- _GOAL_: Print the data from the line with "card-header: Tipping Settings" up to and including the line with "card-title: Panic Button xyxy=(358,39,445,53)", reproducing each line without any change.

- _MATERIAL_:
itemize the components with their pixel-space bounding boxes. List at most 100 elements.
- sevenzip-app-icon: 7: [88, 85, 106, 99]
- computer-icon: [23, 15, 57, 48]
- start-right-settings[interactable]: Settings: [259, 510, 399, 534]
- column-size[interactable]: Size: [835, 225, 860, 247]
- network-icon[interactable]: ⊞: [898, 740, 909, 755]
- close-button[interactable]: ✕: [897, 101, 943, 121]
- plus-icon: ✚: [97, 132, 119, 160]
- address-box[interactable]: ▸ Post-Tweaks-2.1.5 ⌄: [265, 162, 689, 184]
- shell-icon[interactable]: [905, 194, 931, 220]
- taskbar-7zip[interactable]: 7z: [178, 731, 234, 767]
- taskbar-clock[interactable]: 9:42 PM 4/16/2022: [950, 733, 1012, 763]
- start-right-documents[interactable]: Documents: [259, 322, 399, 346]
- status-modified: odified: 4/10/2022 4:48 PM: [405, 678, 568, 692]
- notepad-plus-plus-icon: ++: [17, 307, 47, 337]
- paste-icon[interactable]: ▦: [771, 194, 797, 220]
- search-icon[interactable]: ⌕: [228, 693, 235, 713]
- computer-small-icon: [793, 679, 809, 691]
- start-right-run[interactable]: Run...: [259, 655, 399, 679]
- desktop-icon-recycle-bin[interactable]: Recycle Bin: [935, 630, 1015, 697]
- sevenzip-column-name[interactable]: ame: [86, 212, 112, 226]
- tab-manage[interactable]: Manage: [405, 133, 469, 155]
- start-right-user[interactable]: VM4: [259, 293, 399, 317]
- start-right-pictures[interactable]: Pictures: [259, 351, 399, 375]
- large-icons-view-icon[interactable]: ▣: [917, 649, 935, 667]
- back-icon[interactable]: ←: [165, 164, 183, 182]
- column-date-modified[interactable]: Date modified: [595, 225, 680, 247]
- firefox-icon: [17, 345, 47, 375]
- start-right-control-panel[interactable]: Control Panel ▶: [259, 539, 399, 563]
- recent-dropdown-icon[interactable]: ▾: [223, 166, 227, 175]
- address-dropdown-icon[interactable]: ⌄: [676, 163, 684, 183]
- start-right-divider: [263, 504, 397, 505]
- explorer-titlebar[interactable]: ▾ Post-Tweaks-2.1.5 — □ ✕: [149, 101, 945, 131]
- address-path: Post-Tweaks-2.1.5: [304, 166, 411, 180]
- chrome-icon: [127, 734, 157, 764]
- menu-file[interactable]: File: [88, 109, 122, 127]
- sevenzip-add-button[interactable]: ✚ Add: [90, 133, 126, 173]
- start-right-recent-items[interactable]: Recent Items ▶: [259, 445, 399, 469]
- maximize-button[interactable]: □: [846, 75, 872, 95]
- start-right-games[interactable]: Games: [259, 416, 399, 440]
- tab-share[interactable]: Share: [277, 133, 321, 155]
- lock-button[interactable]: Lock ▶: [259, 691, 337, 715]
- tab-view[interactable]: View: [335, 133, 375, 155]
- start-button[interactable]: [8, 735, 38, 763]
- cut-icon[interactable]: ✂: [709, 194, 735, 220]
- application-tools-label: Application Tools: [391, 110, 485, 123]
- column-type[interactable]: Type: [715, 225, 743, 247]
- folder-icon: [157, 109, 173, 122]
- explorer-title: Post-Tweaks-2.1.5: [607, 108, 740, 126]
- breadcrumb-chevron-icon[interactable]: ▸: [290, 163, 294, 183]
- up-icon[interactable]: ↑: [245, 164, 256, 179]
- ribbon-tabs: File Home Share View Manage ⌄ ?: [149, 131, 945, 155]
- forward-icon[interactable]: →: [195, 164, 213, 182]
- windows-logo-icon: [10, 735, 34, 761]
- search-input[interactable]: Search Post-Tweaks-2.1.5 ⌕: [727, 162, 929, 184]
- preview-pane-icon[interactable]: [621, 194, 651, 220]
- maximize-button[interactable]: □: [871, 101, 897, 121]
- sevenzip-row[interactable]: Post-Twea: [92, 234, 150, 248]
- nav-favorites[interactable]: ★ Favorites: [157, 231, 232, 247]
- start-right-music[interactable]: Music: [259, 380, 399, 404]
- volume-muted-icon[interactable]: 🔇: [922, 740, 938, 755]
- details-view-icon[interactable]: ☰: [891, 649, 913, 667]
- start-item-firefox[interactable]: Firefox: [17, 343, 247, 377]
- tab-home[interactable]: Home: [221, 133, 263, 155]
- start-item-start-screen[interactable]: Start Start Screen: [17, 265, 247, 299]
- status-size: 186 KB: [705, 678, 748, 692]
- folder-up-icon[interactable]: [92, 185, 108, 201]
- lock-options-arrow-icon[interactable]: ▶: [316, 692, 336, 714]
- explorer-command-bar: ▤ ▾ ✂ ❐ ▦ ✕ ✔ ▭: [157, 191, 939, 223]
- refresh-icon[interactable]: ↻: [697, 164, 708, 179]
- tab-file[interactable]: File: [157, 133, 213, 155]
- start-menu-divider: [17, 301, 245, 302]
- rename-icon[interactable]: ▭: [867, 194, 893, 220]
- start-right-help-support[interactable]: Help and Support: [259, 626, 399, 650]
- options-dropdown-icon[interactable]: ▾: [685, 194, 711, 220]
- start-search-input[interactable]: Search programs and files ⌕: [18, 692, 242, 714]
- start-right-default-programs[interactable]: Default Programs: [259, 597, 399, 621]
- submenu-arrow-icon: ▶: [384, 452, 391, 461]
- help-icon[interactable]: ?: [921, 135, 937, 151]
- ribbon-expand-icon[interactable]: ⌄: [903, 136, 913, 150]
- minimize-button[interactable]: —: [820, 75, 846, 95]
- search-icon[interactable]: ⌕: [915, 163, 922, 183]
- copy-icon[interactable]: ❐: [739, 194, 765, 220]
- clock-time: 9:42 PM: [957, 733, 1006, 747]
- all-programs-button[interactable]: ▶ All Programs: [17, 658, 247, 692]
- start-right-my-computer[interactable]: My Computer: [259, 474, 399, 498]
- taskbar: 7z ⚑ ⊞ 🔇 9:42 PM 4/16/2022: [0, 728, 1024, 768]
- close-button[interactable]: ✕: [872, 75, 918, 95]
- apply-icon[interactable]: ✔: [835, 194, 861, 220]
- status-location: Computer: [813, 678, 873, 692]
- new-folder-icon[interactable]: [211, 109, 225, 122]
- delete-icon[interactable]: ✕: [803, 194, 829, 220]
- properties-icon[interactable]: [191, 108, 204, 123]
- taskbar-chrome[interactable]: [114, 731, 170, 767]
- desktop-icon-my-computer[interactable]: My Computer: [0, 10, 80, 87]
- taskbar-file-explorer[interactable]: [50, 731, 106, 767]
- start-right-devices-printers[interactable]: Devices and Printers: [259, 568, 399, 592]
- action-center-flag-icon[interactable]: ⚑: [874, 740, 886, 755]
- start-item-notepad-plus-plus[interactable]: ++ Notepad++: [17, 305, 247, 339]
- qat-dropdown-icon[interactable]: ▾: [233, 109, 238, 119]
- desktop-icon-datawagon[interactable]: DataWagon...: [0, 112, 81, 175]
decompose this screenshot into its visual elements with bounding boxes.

--

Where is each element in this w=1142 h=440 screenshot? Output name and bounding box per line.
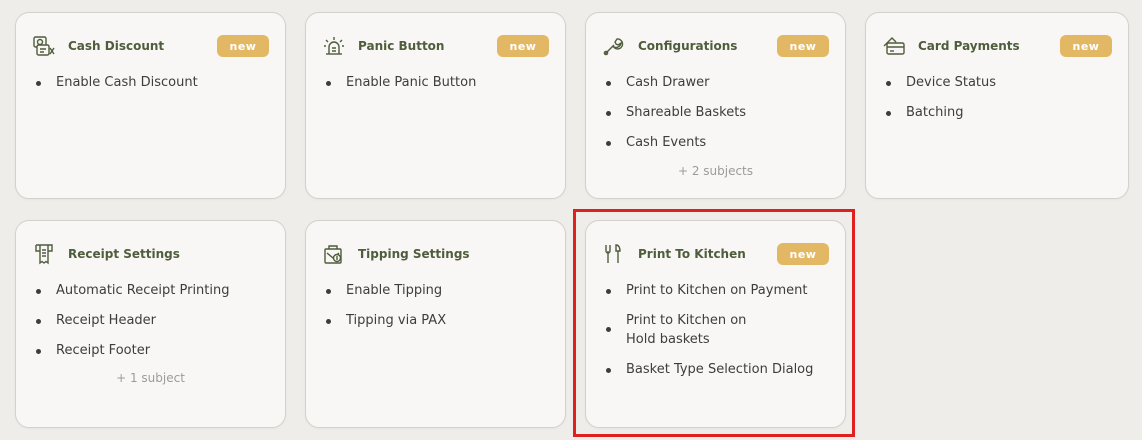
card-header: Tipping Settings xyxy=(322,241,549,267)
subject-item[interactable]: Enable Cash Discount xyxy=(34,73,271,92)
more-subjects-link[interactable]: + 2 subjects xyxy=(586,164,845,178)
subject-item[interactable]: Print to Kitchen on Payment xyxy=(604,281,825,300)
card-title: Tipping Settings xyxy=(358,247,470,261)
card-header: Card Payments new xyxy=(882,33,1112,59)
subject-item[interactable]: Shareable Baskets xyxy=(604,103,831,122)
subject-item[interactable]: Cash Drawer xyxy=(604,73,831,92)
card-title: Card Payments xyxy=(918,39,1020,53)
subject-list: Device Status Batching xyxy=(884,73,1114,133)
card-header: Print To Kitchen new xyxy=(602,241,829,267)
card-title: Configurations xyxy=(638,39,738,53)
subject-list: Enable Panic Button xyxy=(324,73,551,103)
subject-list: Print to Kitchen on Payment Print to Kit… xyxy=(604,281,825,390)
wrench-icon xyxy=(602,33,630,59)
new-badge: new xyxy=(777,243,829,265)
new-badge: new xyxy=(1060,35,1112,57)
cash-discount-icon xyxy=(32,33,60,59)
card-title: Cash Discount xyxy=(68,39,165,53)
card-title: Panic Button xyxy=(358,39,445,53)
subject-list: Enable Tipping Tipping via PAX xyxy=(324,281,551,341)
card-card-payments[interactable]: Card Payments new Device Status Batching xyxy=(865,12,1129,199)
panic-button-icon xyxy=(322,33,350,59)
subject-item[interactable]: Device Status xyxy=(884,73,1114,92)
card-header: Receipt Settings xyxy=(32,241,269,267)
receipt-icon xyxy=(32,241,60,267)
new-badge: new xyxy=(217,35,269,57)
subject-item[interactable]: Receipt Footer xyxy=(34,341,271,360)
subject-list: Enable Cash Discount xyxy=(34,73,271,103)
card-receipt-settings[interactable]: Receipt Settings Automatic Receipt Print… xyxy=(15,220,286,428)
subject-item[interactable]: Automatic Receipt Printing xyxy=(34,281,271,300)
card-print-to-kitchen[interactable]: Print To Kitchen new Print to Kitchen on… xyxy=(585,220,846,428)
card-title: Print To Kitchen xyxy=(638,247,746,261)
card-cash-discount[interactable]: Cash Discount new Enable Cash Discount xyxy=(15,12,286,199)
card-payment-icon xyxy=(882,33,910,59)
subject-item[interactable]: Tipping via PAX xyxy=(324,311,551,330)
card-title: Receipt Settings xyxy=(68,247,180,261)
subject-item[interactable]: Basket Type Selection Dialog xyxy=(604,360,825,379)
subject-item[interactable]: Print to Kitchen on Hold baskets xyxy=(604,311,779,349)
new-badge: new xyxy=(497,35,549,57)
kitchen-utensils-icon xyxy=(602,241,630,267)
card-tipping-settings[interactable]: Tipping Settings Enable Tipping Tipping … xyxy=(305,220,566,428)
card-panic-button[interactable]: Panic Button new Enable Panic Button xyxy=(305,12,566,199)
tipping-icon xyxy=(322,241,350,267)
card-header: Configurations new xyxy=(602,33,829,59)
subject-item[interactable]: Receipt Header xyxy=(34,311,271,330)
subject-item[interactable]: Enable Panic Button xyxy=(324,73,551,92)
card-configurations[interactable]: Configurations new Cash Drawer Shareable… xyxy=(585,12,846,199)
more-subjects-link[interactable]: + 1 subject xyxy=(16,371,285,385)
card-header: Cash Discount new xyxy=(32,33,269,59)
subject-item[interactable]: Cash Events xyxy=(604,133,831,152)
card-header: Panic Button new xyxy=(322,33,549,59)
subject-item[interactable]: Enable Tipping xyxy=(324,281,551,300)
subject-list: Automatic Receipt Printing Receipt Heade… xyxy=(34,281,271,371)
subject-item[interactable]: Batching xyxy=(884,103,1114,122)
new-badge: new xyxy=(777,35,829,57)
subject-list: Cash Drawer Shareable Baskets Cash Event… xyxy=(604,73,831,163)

- _ANSWER TO THE TASK_:
card-header: Tipping Settings xyxy=(322,241,549,267)
subject-item[interactable]: Enable Cash Discount xyxy=(34,73,271,92)
more-subjects-link[interactable]: + 2 subjects xyxy=(586,164,845,178)
subject-item[interactable]: Print to Kitchen on Payment xyxy=(604,281,825,300)
card-title: Tipping Settings xyxy=(358,247,470,261)
card-header: Card Payments new xyxy=(882,33,1112,59)
subject-item[interactable]: Shareable Baskets xyxy=(604,103,831,122)
subject-item[interactable]: Cash Drawer xyxy=(604,73,831,92)
card-title: Card Payments xyxy=(918,39,1020,53)
subject-list: Device Status Batching xyxy=(884,73,1114,133)
card-header: Print To Kitchen new xyxy=(602,241,829,267)
card-title: Configurations xyxy=(638,39,738,53)
subject-list: Enable Panic Button xyxy=(324,73,551,103)
subject-list: Print to Kitchen on Payment Print to Kit… xyxy=(604,281,825,390)
wrench-icon xyxy=(602,33,630,59)
new-badge: new xyxy=(777,243,829,265)
new-badge: new xyxy=(1060,35,1112,57)
cash-discount-icon xyxy=(32,33,60,59)
card-title: Cash Discount xyxy=(68,39,165,53)
card-title: Panic Button xyxy=(358,39,445,53)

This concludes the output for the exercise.